>> begin

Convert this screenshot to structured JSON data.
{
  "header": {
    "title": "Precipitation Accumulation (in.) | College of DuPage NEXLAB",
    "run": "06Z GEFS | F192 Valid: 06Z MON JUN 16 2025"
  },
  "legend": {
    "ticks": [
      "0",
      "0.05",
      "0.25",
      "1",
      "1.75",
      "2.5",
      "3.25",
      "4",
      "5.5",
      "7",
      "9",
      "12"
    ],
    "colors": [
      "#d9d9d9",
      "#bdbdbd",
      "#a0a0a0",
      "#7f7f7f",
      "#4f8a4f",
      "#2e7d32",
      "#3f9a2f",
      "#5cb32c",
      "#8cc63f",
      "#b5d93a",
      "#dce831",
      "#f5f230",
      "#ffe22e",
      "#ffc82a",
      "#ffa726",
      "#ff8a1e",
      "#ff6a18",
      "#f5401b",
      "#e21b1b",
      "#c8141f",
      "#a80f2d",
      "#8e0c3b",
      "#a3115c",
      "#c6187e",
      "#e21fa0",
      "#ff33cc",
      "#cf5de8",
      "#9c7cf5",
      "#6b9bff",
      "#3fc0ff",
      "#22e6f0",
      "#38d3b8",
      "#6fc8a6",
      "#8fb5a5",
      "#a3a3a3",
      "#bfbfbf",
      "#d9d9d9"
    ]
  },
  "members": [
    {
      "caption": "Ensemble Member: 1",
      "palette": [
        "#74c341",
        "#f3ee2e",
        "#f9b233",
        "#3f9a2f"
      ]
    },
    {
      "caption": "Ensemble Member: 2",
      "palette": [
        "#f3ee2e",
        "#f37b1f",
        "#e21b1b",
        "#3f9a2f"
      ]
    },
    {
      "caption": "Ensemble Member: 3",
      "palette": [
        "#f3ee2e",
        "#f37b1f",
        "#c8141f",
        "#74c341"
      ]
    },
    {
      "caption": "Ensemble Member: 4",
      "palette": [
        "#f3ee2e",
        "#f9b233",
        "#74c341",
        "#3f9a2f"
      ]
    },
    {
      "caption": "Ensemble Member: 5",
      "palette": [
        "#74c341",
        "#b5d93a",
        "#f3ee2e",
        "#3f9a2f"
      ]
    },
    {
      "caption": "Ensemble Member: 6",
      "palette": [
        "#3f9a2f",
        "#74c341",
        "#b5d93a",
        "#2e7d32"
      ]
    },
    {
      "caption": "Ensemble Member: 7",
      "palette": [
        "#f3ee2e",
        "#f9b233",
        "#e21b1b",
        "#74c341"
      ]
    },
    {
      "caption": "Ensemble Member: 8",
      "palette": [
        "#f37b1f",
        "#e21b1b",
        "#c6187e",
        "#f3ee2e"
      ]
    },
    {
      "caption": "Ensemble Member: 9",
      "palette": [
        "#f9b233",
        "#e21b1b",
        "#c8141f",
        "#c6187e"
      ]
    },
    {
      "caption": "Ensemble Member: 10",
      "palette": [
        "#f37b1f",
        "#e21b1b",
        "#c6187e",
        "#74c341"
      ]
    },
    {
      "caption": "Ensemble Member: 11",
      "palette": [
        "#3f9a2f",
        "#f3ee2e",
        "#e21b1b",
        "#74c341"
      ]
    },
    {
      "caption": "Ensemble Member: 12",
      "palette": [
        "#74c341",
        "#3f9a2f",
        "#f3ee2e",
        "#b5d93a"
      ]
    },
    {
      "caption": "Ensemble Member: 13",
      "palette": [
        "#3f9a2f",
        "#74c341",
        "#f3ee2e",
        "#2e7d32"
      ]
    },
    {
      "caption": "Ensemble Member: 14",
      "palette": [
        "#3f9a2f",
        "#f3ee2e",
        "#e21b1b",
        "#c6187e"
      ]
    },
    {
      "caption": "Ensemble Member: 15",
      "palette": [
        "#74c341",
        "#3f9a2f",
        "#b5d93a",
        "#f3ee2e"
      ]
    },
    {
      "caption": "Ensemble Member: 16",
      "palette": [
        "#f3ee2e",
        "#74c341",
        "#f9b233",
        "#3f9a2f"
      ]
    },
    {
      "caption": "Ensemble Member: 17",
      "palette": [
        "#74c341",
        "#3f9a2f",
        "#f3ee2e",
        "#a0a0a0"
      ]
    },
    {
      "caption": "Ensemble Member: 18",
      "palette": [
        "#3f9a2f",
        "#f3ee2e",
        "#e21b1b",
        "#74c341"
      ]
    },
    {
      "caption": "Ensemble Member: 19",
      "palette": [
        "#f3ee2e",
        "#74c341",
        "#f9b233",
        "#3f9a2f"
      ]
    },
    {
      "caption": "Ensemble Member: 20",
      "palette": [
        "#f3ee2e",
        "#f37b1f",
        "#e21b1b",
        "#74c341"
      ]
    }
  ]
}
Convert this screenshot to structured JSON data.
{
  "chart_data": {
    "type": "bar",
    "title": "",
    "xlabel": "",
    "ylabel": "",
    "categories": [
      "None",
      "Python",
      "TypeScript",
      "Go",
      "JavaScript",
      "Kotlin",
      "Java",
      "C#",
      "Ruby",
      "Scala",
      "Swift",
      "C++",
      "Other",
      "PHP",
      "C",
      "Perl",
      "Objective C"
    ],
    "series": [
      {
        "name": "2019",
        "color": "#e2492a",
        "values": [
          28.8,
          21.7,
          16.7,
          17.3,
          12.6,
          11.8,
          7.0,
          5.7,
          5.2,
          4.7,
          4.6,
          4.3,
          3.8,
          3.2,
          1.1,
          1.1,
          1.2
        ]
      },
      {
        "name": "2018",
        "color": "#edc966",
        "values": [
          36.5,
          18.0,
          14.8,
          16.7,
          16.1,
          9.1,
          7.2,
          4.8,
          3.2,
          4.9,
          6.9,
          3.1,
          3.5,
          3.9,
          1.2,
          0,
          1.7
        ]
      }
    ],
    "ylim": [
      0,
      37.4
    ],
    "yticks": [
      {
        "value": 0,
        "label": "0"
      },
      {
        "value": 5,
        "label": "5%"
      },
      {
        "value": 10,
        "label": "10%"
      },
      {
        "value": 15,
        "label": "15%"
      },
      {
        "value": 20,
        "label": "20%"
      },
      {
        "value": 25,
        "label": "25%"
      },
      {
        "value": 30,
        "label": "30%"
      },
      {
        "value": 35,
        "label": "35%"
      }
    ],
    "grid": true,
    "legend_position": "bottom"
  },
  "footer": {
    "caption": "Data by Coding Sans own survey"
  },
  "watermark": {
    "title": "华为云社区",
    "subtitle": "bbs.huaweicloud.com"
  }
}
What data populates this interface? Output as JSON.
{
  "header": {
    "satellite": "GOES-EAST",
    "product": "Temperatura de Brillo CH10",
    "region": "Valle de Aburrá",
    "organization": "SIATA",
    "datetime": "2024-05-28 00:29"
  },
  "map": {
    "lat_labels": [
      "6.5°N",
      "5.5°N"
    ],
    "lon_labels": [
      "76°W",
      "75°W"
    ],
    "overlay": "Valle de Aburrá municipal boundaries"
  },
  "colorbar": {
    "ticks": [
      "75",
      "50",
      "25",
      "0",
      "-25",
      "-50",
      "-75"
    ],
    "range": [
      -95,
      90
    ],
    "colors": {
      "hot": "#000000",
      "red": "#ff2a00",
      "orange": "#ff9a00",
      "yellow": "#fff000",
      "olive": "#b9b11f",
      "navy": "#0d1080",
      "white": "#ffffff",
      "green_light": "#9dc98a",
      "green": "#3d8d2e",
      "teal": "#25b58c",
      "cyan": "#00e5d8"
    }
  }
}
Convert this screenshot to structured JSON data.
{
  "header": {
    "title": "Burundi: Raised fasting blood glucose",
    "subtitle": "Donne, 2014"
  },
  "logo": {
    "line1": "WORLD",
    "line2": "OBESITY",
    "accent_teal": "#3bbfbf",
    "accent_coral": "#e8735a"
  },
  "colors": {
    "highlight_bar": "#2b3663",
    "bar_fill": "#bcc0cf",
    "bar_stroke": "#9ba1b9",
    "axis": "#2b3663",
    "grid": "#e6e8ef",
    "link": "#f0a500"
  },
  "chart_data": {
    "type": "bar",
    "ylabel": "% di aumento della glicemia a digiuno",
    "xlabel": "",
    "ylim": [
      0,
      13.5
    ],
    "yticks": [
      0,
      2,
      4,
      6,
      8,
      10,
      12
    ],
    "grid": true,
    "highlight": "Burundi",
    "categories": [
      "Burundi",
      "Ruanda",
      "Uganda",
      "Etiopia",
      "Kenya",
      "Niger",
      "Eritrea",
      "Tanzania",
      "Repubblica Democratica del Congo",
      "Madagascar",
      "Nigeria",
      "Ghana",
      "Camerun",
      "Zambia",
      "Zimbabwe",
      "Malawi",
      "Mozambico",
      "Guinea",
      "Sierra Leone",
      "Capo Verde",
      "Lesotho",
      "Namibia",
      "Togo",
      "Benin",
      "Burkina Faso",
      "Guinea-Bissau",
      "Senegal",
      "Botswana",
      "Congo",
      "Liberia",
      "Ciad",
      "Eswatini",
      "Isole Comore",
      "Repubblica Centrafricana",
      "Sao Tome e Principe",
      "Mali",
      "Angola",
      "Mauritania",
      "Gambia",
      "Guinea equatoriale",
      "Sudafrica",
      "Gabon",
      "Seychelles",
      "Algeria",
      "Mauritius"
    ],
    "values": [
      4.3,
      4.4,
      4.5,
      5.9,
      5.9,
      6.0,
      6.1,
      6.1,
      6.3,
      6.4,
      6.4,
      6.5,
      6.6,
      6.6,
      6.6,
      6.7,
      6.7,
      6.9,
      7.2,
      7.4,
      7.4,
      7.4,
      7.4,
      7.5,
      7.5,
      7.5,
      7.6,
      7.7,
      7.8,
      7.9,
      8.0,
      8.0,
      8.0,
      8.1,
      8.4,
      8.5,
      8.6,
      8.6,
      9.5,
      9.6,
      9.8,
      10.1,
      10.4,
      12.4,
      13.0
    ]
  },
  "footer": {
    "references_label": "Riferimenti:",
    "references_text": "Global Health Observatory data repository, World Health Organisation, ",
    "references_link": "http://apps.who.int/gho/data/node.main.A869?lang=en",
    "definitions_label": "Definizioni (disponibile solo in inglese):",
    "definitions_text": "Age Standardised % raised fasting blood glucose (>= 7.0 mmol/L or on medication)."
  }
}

>> end

Task prompt
Select the lines that carry the string "Valle" and copy them.

Task answer
    "region": "Valle de Aburrá",
    "overlay": "Valle de Aburrá municipal boundaries"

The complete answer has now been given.